## Your instructions
Scan the data below for the string "компании". Copy every line where it appears.

Source records:
== == ==
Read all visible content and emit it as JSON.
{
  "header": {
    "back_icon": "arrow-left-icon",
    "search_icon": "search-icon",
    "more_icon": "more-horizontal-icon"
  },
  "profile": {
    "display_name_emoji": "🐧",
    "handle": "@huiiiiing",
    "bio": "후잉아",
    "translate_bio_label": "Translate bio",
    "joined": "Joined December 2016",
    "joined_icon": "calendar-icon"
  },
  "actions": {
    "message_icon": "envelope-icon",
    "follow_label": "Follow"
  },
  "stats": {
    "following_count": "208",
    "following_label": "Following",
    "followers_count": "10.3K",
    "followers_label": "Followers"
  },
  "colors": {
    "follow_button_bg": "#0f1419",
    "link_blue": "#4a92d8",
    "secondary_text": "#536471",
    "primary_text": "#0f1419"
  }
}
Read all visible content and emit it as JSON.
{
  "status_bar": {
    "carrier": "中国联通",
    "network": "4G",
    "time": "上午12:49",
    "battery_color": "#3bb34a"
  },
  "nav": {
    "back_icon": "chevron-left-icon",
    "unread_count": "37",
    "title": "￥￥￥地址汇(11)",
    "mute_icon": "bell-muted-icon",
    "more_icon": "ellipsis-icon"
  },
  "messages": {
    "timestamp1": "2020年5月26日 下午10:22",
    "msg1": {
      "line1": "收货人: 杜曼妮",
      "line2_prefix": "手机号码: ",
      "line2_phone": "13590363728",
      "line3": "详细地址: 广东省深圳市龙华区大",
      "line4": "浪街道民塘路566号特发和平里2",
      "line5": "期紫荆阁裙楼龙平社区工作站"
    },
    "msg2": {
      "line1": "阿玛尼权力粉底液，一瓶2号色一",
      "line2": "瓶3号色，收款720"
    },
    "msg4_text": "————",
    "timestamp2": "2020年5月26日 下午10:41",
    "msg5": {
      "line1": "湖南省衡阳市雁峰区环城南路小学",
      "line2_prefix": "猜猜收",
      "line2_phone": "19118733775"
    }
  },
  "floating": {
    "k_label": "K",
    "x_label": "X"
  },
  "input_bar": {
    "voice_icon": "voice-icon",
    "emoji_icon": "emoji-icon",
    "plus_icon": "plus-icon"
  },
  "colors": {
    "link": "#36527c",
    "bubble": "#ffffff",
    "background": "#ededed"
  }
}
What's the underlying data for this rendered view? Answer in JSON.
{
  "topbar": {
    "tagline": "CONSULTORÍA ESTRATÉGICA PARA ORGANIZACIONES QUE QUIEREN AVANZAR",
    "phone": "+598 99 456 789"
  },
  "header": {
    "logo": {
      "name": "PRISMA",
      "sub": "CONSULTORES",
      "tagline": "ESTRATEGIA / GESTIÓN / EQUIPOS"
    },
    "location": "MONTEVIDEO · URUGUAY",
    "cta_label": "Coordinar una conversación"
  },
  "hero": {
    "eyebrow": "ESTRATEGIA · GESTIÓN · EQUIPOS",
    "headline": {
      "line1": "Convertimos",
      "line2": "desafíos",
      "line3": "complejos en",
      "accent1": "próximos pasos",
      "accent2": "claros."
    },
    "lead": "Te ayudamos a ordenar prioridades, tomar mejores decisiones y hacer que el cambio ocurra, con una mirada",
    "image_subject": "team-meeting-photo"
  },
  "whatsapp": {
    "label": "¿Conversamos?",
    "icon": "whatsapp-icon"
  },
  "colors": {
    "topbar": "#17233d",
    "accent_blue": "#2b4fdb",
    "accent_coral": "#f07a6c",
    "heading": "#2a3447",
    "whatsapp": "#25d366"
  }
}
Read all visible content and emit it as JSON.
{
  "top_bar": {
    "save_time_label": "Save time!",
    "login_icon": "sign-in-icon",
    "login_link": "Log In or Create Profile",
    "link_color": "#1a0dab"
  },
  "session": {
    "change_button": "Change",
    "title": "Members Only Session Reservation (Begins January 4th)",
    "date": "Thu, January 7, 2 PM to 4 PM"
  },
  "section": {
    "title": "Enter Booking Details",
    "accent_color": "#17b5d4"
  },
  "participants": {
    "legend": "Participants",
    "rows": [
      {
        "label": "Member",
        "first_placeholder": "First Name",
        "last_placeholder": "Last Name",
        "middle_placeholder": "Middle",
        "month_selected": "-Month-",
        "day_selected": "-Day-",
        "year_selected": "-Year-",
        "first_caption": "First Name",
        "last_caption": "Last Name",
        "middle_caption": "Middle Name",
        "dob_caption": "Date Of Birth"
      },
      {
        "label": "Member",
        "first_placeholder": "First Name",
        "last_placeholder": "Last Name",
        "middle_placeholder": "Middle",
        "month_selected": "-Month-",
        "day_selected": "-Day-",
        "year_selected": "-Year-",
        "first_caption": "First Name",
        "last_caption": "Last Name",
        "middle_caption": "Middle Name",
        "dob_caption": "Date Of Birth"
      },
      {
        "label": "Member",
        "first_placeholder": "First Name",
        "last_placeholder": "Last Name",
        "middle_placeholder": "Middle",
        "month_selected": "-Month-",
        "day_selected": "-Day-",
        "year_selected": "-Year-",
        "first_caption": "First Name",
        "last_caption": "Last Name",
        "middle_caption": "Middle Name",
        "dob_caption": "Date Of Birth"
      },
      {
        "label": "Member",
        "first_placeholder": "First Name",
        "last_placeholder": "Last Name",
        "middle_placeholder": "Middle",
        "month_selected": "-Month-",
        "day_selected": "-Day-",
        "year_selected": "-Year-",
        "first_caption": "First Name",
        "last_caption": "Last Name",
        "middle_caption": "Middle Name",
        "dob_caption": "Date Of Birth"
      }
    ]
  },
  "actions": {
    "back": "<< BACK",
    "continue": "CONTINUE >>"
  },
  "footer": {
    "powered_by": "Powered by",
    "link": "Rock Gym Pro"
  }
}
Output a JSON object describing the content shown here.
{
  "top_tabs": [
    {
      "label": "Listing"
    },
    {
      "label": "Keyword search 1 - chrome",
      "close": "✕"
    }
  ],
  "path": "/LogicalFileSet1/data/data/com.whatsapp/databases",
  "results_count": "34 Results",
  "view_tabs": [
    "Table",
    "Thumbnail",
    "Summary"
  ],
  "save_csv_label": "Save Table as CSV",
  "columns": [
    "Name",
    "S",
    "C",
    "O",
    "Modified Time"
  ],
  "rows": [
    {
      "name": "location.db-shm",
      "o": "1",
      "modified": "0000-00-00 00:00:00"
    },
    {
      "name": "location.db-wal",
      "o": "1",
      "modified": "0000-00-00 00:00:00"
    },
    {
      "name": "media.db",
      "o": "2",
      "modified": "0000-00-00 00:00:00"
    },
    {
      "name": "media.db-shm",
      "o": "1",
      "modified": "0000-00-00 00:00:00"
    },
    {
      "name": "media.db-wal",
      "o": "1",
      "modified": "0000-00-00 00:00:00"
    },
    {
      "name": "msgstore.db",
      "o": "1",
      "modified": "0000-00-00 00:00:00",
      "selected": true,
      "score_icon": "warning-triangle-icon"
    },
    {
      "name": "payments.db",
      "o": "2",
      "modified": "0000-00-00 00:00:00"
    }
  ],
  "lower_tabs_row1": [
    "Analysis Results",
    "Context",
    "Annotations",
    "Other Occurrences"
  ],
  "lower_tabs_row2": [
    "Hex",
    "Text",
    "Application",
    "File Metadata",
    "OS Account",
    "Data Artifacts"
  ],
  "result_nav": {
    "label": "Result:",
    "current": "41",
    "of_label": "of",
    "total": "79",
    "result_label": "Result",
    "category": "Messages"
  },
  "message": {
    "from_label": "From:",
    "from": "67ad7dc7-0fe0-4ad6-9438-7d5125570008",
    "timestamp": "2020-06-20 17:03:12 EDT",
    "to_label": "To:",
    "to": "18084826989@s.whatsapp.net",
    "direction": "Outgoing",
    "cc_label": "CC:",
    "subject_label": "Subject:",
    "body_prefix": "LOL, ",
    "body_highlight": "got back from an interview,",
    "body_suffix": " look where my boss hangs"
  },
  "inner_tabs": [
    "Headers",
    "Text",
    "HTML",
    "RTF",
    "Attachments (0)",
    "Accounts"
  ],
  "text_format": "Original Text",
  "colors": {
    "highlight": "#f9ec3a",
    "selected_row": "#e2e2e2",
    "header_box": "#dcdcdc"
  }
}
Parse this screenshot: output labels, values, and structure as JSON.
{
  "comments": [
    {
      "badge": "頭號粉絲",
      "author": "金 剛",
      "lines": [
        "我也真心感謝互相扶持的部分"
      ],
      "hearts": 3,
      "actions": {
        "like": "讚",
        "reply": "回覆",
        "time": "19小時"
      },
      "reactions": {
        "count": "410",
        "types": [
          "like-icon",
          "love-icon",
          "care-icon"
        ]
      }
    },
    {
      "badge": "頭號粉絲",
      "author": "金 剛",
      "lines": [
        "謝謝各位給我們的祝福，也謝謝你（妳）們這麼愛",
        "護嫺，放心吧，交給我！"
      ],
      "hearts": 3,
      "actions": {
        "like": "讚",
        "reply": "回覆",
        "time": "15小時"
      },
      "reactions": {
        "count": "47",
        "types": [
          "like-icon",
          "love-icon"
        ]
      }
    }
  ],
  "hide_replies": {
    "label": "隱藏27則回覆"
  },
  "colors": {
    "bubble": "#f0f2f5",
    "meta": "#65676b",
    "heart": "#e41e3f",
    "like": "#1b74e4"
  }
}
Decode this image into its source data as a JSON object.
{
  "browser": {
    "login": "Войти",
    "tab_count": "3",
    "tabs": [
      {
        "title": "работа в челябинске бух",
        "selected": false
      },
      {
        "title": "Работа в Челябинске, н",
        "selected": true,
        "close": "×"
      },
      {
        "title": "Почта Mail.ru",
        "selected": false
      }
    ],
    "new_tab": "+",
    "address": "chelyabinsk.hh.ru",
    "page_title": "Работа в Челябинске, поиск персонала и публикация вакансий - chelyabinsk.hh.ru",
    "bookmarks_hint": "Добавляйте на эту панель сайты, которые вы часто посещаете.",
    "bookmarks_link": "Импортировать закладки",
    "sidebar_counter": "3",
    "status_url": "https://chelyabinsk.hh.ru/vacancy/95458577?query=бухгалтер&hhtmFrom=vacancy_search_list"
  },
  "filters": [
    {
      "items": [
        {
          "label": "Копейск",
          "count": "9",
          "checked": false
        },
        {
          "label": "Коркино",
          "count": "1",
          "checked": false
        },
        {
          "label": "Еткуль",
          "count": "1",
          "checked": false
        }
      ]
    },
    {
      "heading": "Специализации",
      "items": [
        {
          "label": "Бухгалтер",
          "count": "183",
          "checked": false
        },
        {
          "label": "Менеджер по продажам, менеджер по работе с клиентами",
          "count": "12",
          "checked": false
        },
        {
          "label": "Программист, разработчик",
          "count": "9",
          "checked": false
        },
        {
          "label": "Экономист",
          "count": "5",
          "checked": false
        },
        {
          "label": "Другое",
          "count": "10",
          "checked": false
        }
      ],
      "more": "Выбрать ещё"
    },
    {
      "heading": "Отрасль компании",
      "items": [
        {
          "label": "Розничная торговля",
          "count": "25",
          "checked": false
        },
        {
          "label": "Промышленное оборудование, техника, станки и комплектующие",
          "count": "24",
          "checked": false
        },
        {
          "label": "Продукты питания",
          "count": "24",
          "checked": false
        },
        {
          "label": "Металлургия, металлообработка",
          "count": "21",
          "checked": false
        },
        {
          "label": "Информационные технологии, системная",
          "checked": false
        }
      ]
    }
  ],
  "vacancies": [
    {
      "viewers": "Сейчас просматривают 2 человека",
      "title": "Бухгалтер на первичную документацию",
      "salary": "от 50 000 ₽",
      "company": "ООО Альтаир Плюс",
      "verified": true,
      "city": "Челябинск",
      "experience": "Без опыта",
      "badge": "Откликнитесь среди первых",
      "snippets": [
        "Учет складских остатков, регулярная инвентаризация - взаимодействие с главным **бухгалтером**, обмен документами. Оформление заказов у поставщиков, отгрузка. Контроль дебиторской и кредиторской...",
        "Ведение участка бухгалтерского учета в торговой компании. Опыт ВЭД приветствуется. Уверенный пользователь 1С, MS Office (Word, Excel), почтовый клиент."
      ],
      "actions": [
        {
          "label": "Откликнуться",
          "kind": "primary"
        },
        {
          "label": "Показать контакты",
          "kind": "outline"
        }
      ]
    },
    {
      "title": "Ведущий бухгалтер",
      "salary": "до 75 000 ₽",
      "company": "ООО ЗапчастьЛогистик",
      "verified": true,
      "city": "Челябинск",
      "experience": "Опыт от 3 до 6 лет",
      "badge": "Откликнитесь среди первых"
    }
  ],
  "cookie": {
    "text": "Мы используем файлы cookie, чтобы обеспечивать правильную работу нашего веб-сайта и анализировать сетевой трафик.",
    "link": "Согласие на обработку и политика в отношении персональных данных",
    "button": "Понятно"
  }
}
== == ==
## Answer in full
      "heading": "Отрасль компании",
        "Ведение участка бухгалтерского учета в торговой компании. Опыт ВЭД приветствуется. Уверенный пользователь 1С, MS Office (Word, Excel), почтовый клиент."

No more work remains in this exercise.